EXERCISE DETAILS: Below is a block of records. Copy every line in it that contains the word "determine".

DATASET EXTRACT:
* * * *

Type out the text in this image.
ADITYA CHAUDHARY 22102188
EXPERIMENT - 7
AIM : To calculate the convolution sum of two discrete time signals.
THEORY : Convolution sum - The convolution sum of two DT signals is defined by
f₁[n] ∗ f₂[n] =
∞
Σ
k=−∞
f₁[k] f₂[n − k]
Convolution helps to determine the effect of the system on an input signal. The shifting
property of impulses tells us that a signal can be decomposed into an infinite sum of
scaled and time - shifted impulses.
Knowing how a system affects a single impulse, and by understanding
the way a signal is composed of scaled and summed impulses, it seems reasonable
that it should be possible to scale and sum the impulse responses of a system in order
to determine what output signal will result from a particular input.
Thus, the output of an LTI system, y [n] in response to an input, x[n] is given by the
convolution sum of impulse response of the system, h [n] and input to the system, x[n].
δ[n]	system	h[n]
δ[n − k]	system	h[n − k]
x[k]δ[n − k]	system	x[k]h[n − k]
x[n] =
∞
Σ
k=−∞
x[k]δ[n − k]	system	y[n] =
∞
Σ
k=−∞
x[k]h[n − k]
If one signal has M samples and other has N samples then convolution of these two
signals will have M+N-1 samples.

* * * *

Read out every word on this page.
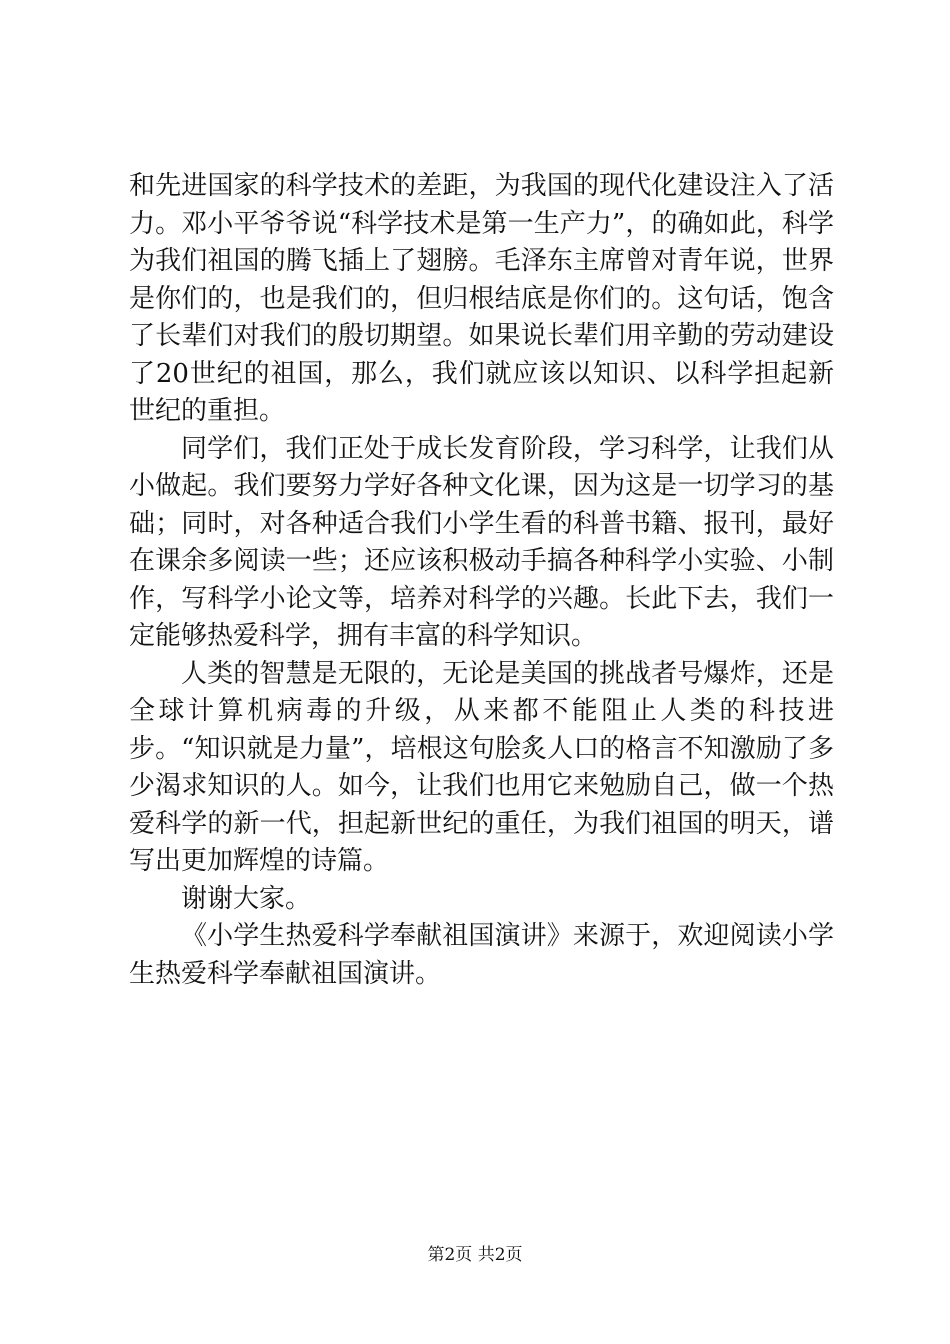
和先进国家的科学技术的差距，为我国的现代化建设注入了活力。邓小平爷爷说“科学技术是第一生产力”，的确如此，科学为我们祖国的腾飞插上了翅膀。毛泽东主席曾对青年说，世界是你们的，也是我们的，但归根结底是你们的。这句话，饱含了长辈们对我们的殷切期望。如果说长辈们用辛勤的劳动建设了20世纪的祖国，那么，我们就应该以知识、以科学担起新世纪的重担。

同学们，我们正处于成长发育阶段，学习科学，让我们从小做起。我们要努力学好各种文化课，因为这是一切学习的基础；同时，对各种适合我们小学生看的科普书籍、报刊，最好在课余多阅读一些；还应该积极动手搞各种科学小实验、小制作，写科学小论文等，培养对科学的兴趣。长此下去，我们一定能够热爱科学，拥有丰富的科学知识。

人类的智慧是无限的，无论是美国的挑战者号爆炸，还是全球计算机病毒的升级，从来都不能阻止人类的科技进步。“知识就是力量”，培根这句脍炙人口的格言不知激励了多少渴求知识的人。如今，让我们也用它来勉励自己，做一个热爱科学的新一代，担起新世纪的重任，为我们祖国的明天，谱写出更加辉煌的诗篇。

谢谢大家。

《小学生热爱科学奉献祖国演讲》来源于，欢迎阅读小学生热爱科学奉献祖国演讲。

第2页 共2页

* * * *

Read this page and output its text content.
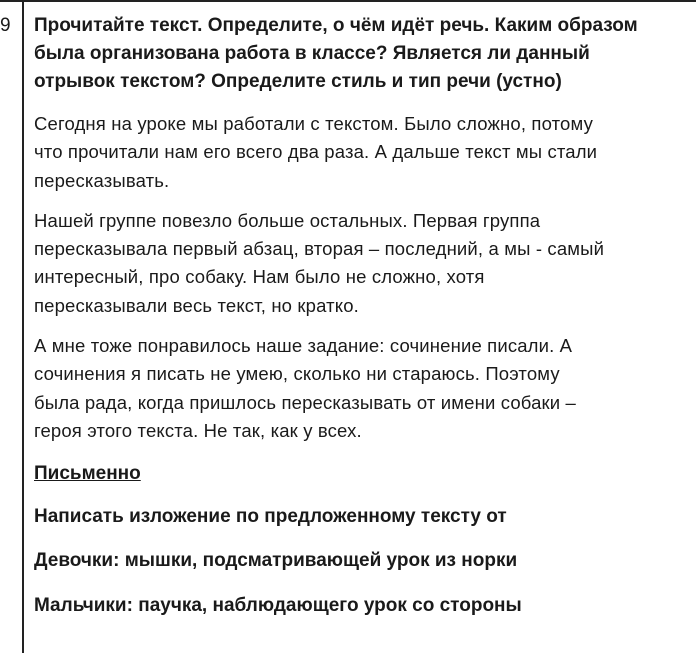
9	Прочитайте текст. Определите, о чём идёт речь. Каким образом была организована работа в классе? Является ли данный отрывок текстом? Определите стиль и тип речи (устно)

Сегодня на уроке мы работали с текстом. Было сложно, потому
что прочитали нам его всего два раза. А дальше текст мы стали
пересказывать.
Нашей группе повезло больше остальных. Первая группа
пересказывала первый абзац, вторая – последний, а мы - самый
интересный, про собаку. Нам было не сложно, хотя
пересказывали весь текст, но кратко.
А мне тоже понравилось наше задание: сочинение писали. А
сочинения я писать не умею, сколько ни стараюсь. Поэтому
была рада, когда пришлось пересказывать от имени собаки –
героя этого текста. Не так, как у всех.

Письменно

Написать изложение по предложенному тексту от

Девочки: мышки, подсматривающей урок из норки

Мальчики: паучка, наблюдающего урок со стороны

* * * *

SOLUTION TO THIS EXERCISE:
Convolution helps to determine the effect of the system on an input signal. The shifting
to determine what output signal will result from a particular input.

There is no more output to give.